■ **Exercise prompt**: Find the lines that include the string "data" and report how many there are. Give no other text.

■ **Task material**:
#####

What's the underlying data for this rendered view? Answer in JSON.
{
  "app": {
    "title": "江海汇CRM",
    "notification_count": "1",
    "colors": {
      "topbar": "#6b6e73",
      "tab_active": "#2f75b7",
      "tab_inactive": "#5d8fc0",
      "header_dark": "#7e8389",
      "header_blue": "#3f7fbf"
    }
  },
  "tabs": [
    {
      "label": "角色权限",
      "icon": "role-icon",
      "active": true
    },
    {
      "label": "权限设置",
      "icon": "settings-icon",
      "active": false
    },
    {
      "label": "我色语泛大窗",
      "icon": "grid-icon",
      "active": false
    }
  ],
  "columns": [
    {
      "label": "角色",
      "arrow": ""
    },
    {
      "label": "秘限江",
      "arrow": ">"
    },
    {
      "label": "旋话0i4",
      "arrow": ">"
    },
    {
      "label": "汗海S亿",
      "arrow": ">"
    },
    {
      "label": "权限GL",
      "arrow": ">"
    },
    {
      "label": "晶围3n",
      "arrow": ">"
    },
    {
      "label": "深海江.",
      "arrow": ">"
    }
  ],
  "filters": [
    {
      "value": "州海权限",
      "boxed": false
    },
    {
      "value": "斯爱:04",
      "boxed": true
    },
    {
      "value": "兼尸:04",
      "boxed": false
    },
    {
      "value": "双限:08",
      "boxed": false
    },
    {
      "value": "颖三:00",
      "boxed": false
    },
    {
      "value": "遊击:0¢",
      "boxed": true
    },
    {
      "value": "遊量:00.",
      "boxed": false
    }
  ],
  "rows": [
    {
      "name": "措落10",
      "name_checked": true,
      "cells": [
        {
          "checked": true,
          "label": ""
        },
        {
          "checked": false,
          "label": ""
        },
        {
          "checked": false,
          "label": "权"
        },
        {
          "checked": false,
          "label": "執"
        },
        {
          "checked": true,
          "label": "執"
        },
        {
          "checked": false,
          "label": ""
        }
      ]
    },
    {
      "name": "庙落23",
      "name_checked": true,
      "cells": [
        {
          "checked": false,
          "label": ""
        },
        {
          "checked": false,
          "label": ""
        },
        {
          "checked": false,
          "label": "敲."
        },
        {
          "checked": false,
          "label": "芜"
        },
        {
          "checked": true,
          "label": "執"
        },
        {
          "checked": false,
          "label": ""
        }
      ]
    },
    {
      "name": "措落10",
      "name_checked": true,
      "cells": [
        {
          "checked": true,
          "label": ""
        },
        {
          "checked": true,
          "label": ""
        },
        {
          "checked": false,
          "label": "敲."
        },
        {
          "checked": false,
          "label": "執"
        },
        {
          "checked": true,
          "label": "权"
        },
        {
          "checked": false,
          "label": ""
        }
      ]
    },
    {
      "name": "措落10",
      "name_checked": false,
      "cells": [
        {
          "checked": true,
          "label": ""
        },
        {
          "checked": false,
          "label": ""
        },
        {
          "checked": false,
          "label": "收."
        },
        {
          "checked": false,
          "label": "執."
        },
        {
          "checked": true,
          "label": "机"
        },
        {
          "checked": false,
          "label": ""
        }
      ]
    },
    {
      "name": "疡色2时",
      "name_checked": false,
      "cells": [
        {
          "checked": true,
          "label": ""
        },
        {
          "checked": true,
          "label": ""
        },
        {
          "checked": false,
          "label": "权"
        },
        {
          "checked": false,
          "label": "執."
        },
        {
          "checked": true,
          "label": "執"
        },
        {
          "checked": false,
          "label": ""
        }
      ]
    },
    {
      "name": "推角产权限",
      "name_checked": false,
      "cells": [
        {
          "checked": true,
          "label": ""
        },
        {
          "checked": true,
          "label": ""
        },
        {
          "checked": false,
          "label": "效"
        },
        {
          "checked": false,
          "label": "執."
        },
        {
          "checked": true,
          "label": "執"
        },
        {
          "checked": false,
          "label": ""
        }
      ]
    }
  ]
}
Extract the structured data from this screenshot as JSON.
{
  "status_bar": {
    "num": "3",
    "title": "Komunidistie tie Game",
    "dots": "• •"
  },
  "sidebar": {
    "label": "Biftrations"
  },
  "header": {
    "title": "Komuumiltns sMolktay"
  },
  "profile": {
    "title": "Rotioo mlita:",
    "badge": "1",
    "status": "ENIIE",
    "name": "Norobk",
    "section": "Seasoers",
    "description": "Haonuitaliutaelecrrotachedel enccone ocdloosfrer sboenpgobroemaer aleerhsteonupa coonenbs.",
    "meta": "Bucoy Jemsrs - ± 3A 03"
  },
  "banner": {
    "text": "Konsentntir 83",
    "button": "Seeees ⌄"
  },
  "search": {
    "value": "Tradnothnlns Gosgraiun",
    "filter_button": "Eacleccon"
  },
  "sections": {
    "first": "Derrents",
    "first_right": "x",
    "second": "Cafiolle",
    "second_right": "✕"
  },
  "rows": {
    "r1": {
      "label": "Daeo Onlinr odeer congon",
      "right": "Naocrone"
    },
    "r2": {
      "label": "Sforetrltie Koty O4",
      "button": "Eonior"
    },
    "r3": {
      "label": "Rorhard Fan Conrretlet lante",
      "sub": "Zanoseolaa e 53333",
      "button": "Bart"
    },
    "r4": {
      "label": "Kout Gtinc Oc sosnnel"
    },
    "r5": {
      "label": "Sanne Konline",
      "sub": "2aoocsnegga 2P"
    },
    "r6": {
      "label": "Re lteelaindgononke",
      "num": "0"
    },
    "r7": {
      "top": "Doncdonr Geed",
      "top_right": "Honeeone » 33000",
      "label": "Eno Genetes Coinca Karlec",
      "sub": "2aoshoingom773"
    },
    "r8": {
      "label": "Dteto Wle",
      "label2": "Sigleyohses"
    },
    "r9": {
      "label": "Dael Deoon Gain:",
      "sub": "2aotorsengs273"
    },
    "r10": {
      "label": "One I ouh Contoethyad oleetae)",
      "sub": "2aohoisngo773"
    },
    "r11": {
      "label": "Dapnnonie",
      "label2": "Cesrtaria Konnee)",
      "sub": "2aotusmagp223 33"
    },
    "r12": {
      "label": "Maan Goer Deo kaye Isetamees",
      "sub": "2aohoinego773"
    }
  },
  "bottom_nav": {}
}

#####

■ **Completed exercise**: 2